◆ What to do ◆
Exactly repeat all the records below, omitting the images they hold.

# # # # # # #

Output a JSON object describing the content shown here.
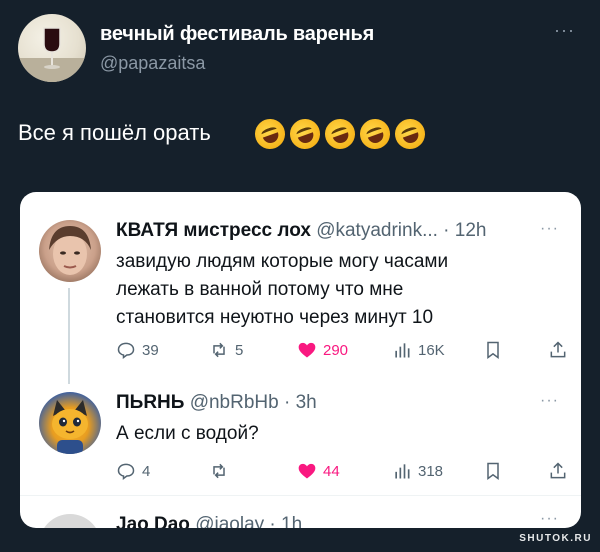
{
  "post": {
    "author_name": "вечный фестиваль варенья",
    "author_handle": "@papazaitsa",
    "more_label": "···",
    "text": "Все я пошёл орать",
    "emoji_icons": [
      "rolling-on-floor-laughing-emoji",
      "rolling-on-floor-laughing-emoji",
      "rolling-on-floor-laughing-emoji",
      "rolling-on-floor-laughing-emoji",
      "rolling-on-floor-laughing-emoji"
    ]
  },
  "quoted": {
    "tweets": [
      {
        "name": "КВАТЯ мистресс лох",
        "meta": "@katyadrink... · 12h",
        "text_lines": [
          "завидую людям которые могу часами",
          "лежать в ванной потому что мне",
          "становится неуютно через минут 10"
        ],
        "replies": "39",
        "retweets": "5",
        "likes": "290",
        "views": "16K"
      },
      {
        "name": "ПЬRНЬ",
        "meta": "@nbRbHb · 3h",
        "text_lines": [
          "А если с водой?"
        ],
        "replies": "4",
        "retweets": "",
        "likes": "44",
        "views": "318"
      },
      {
        "name": "Jao Dao",
        "meta": "@jaolay · 1h"
      }
    ],
    "more_label": "···"
  },
  "colors": {
    "background": "#15202b",
    "card": "#ffffff",
    "like": "#f91880",
    "muted": "#536471"
  },
  "watermark": "SHUTOK.RU"
}
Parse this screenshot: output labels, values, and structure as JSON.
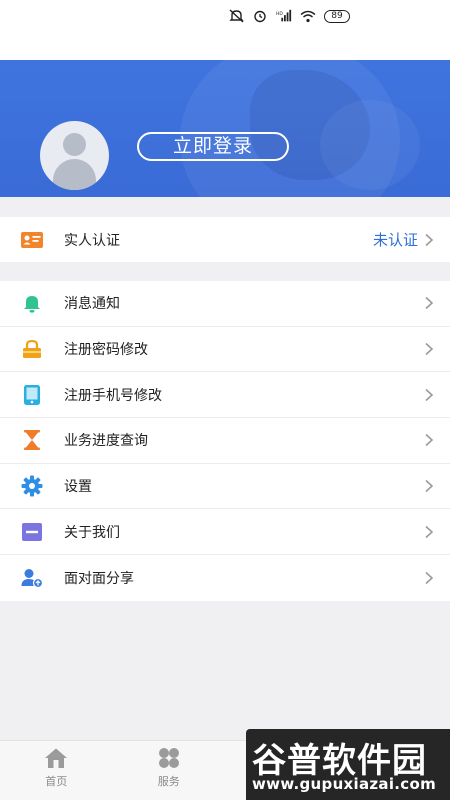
{
  "status_bar": {
    "battery": "89",
    "icons": [
      "mute-icon",
      "alarm-icon",
      "hd-signal-icon",
      "wifi-icon",
      "battery-icon"
    ]
  },
  "profile": {
    "login_label": "立即登录"
  },
  "verify": {
    "label": "实人认证",
    "value": "未认证",
    "icon": "id-card-icon"
  },
  "menu": {
    "items": [
      {
        "label": "消息通知",
        "icon": "bell-icon"
      },
      {
        "label": "注册密码修改",
        "icon": "lock-icon"
      },
      {
        "label": "注册手机号修改",
        "icon": "phone-icon"
      },
      {
        "label": "业务进度查询",
        "icon": "hourglass-icon"
      },
      {
        "label": "设置",
        "icon": "gear-icon"
      },
      {
        "label": "关于我们",
        "icon": "minus-box-icon"
      },
      {
        "label": "面对面分享",
        "icon": "share-user-icon"
      }
    ]
  },
  "tabbar": {
    "tabs": [
      {
        "label": "首页",
        "icon": "home-icon"
      },
      {
        "label": "服务",
        "icon": "grid-icon"
      }
    ]
  },
  "watermark": {
    "title": "谷普软件园",
    "url": "www.gupuxiazai.com"
  },
  "colors": {
    "accent": "#3a6bd6",
    "verify_value": "#2e6fd8",
    "bell": "#2fc48d",
    "lock": "#f2a218",
    "phone": "#2ab0e0",
    "hourglass": "#f07c2a",
    "gear": "#2f8fe6",
    "about": "#7c74e0",
    "share": "#3b7ddf"
  }
}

# # # # # # #

◆ Answer to the problem ◆
Output a JSON object describing the content shown here.
{
  "post": {
    "author_name": "вечный фестиваль варенья",
    "author_handle": "@papazaitsa",
    "more_label": "···",
    "text": "Все я пошёл орать",
    "emoji_icons": [
      "rolling-on-floor-laughing-emoji",
      "rolling-on-floor-laughing-emoji",
      "rolling-on-floor-laughing-emoji",
      "rolling-on-floor-laughing-emoji",
      "rolling-on-floor-laughing-emoji"
    ]
  },
  "quoted": {
    "tweets": [
      {
        "name": "КВАТЯ мистресс лох",
        "meta": "@katyadrink... · 12h",
        "text_lines": [
          "завидую людям которые могу часами",
          "лежать в ванной потому что мне",
          "становится неуютно через минут 10"
        ],
        "replies": "39",
        "retweets": "5",
        "likes": "290",
        "views": "16K"
      },
      {
        "name": "ПЬRНЬ",
        "meta": "@nbRbHb · 3h",
        "text_lines": [
          "А если с водой?"
        ],
        "replies": "4",
        "retweets": "",
        "likes": "44",
        "views": "318"
      },
      {
        "name": "Jao Dao",
        "meta": "@jaolay · 1h"
      }
    ],
    "more_label": "···"
  },
  "colors": {
    "background": "#15202b",
    "card": "#ffffff",
    "like": "#f91880",
    "muted": "#536471"
  },
  "watermark": "SHUTOK.RU"
}
Parse this screenshot: output labels, values, and structure as JSON.
{
  "status_bar": {
    "battery": "89",
    "icons": [
      "mute-icon",
      "alarm-icon",
      "hd-signal-icon",
      "wifi-icon",
      "battery-icon"
    ]
  },
  "profile": {
    "login_label": "立即登录"
  },
  "verify": {
    "label": "实人认证",
    "value": "未认证",
    "icon": "id-card-icon"
  },
  "menu": {
    "items": [
      {
        "label": "消息通知",
        "icon": "bell-icon"
      },
      {
        "label": "注册密码修改",
        "icon": "lock-icon"
      },
      {
        "label": "注册手机号修改",
        "icon": "phone-icon"
      },
      {
        "label": "业务进度查询",
        "icon": "hourglass-icon"
      },
      {
        "label": "设置",
        "icon": "gear-icon"
      },
      {
        "label": "关于我们",
        "icon": "minus-box-icon"
      },
      {
        "label": "面对面分享",
        "icon": "share-user-icon"
      }
    ]
  },
  "tabbar": {
    "tabs": [
      {
        "label": "首页",
        "icon": "home-icon"
      },
      {
        "label": "服务",
        "icon": "grid-icon"
      }
    ]
  },
  "watermark": {
    "title": "谷普软件园",
    "url": "www.gupuxiazai.com"
  },
  "colors": {
    "accent": "#3a6bd6",
    "verify_value": "#2e6fd8",
    "bell": "#2fc48d",
    "lock": "#f2a218",
    "phone": "#2ab0e0",
    "hourglass": "#f07c2a",
    "gear": "#2f8fe6",
    "about": "#7c74e0",
    "share": "#3b7ddf"
  }
}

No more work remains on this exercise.